:: Written problem ::
Find every line in the records below that holds the word "grasses", and copy it out.

:: Dataset records ::
____
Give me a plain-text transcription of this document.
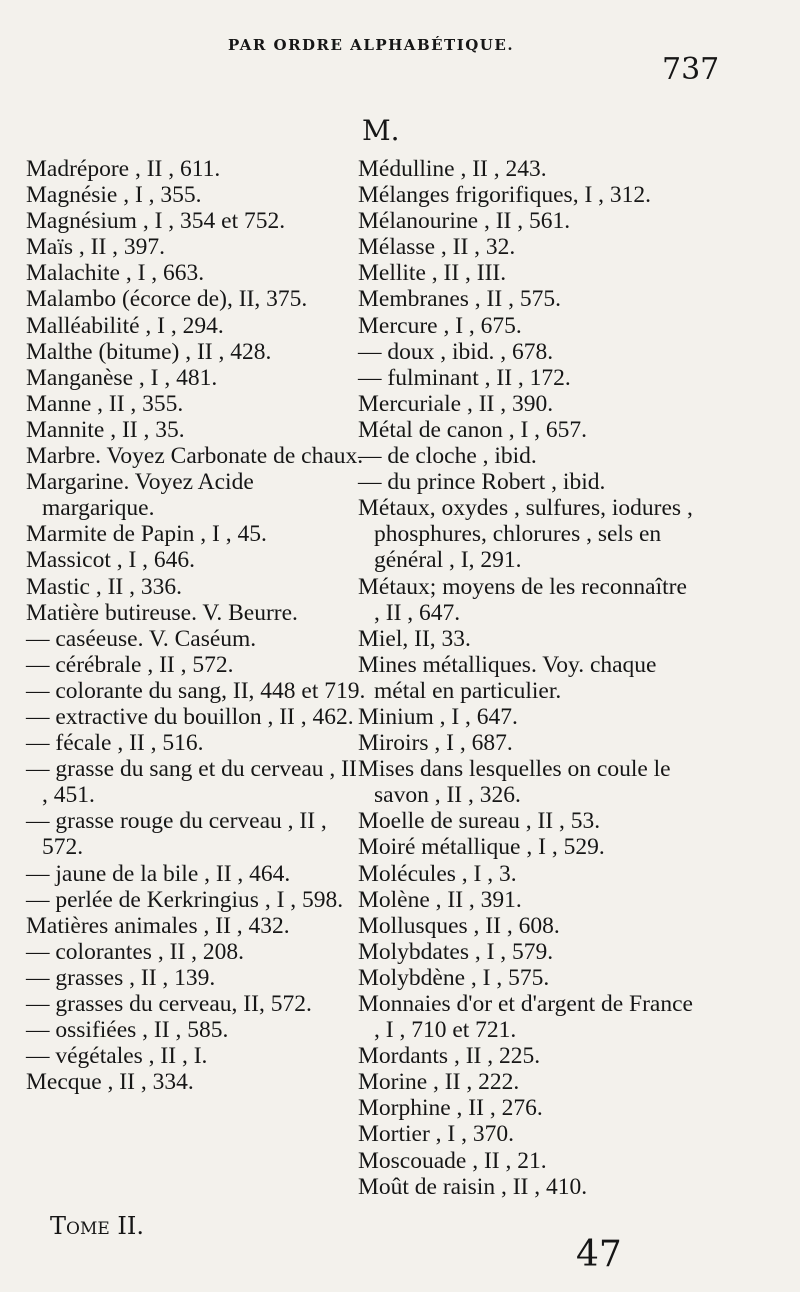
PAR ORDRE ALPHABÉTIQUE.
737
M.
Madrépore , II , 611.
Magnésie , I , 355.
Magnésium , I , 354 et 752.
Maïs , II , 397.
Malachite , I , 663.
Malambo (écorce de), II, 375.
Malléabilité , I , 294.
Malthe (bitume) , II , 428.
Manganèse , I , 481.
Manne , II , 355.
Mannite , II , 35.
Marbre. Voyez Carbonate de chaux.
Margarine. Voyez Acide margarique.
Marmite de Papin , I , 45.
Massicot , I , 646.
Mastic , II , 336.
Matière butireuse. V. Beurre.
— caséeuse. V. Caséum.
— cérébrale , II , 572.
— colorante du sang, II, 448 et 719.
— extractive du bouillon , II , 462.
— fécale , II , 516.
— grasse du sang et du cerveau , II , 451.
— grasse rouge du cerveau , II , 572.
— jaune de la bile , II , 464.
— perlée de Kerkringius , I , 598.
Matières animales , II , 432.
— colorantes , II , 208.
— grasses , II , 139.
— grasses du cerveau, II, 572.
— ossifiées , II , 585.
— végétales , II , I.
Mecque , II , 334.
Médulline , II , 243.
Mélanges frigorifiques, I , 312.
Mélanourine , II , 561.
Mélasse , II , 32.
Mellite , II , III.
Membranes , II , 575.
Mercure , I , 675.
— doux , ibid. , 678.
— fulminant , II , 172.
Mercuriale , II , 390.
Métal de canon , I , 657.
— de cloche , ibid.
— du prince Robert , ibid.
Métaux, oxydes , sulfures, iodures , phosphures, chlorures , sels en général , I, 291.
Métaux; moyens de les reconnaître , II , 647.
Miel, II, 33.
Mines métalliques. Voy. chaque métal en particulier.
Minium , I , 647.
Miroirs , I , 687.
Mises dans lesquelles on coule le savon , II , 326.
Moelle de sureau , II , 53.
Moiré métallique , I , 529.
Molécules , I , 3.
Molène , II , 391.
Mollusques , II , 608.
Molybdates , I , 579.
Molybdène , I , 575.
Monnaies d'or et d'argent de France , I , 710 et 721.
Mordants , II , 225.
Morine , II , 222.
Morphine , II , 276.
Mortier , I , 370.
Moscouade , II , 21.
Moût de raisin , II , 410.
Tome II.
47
____
:: Reply to the task ::
— grasses , II , 139.
— grasses du cerveau, II, 572.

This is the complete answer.